* Work to complete *
Your task is to reproduce the material exactly.

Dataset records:
========================

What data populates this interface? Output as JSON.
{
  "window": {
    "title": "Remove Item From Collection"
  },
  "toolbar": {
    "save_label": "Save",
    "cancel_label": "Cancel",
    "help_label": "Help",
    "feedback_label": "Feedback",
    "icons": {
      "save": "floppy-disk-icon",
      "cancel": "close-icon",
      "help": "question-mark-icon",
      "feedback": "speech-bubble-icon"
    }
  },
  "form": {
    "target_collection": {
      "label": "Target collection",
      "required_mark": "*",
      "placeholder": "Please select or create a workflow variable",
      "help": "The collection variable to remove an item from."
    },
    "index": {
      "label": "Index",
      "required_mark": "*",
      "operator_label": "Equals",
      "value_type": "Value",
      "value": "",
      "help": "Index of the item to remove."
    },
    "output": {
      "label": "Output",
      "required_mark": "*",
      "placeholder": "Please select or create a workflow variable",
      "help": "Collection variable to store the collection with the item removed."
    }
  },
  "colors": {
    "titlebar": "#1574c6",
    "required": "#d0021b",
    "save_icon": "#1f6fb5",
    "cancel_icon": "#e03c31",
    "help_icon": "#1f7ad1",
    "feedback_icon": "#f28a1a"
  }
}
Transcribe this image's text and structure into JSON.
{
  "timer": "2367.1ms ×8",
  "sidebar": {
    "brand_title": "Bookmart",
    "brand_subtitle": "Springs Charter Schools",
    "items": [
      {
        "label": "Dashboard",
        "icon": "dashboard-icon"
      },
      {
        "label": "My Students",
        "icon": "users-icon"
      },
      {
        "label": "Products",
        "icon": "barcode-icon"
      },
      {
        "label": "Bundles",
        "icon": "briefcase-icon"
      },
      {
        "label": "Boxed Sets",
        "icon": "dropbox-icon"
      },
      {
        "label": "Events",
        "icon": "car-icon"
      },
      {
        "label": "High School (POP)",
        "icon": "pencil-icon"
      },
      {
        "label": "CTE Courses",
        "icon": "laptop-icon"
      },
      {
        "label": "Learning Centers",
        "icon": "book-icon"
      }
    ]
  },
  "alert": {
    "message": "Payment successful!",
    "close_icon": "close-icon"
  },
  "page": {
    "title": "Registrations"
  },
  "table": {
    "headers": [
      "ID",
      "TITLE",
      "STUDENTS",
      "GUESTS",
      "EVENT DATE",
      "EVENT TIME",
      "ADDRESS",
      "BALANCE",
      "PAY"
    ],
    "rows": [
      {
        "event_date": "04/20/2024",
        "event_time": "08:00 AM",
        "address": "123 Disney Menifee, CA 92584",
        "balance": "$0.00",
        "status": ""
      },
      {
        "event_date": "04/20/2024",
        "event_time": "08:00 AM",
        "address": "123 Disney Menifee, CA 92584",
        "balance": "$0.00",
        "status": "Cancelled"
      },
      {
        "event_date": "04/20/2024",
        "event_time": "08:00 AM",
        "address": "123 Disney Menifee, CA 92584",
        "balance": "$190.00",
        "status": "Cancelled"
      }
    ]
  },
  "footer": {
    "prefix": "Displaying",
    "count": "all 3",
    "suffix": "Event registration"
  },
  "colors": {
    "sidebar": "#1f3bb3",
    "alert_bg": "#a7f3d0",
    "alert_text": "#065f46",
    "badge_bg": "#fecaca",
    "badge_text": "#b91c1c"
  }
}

========================

* Task response *
What data populates this interface? Output as JSON.
{
  "window": {
    "title": "Remove Item From Collection"
  },
  "toolbar": {
    "save_label": "Save",
    "cancel_label": "Cancel",
    "help_label": "Help",
    "feedback_label": "Feedback",
    "icons": {
      "save": "floppy-disk-icon",
      "cancel": "close-icon",
      "help": "question-mark-icon",
      "feedback": "speech-bubble-icon"
    }
  },
  "form": {
    "target_collection": {
      "label": "Target collection",
      "required_mark": "*",
      "placeholder": "Please select or create a workflow variable",
      "help": "The collection variable to remove an item from."
    },
    "index": {
      "label": "Index",
      "required_mark": "*",
      "operator_label": "Equals",
      "value_type": "Value",
      "value": "",
      "help": "Index of the item to remove."
    },
    "output": {
      "label": "Output",
      "required_mark": "*",
      "placeholder": "Please select or create a workflow variable",
      "help": "Collection variable to store the collection with the item removed."
    }
  },
  "colors": {
    "titlebar": "#1574c6",
    "required": "#d0021b",
    "save_icon": "#1f6fb5",
    "cancel_icon": "#e03c31",
    "help_icon": "#1f7ad1",
    "feedback_icon": "#f28a1a"
  }
}
Transcribe this image's text and structure into JSON.
{
  "timer": "2367.1ms ×8",
  "sidebar": {
    "brand_title": "Bookmart",
    "brand_subtitle": "Springs Charter Schools",
    "items": [
      {
        "label": "Dashboard",
        "icon": "dashboard-icon"
      },
      {
        "label": "My Students",
        "icon": "users-icon"
      },
      {
        "label": "Products",
        "icon": "barcode-icon"
      },
      {
        "label": "Bundles",
        "icon": "briefcase-icon"
      },
      {
        "label": "Boxed Sets",
        "icon": "dropbox-icon"
      },
      {
        "label": "Events",
        "icon": "car-icon"
      },
      {
        "label": "High School (POP)",
        "icon": "pencil-icon"
      },
      {
        "label": "CTE Courses",
        "icon": "laptop-icon"
      },
      {
        "label": "Learning Centers",
        "icon": "book-icon"
      }
    ]
  },
  "alert": {
    "message": "Payment successful!",
    "close_icon": "close-icon"
  },
  "page": {
    "title": "Registrations"
  },
  "table": {
    "headers": [
      "ID",
      "TITLE",
      "STUDENTS",
      "GUESTS",
      "EVENT DATE",
      "EVENT TIME",
      "ADDRESS",
      "BALANCE",
      "PAY"
    ],
    "rows": [
      {
        "event_date": "04/20/2024",
        "event_time": "08:00 AM",
        "address": "123 Disney Menifee, CA 92584",
        "balance": "$0.00",
        "status": ""
      },
      {
        "event_date": "04/20/2024",
        "event_time": "08:00 AM",
        "address": "123 Disney Menifee, CA 92584",
        "balance": "$0.00",
        "status": "Cancelled"
      },
      {
        "event_date": "04/20/2024",
        "event_time": "08:00 AM",
        "address": "123 Disney Menifee, CA 92584",
        "balance": "$190.00",
        "status": "Cancelled"
      }
    ]
  },
  "footer": {
    "prefix": "Displaying",
    "count": "all 3",
    "suffix": "Event registration"
  },
  "colors": {
    "sidebar": "#1f3bb3",
    "alert_bg": "#a7f3d0",
    "alert_text": "#065f46",
    "badge_bg": "#fecaca",
    "badge_text": "#b91c1c"
  }
}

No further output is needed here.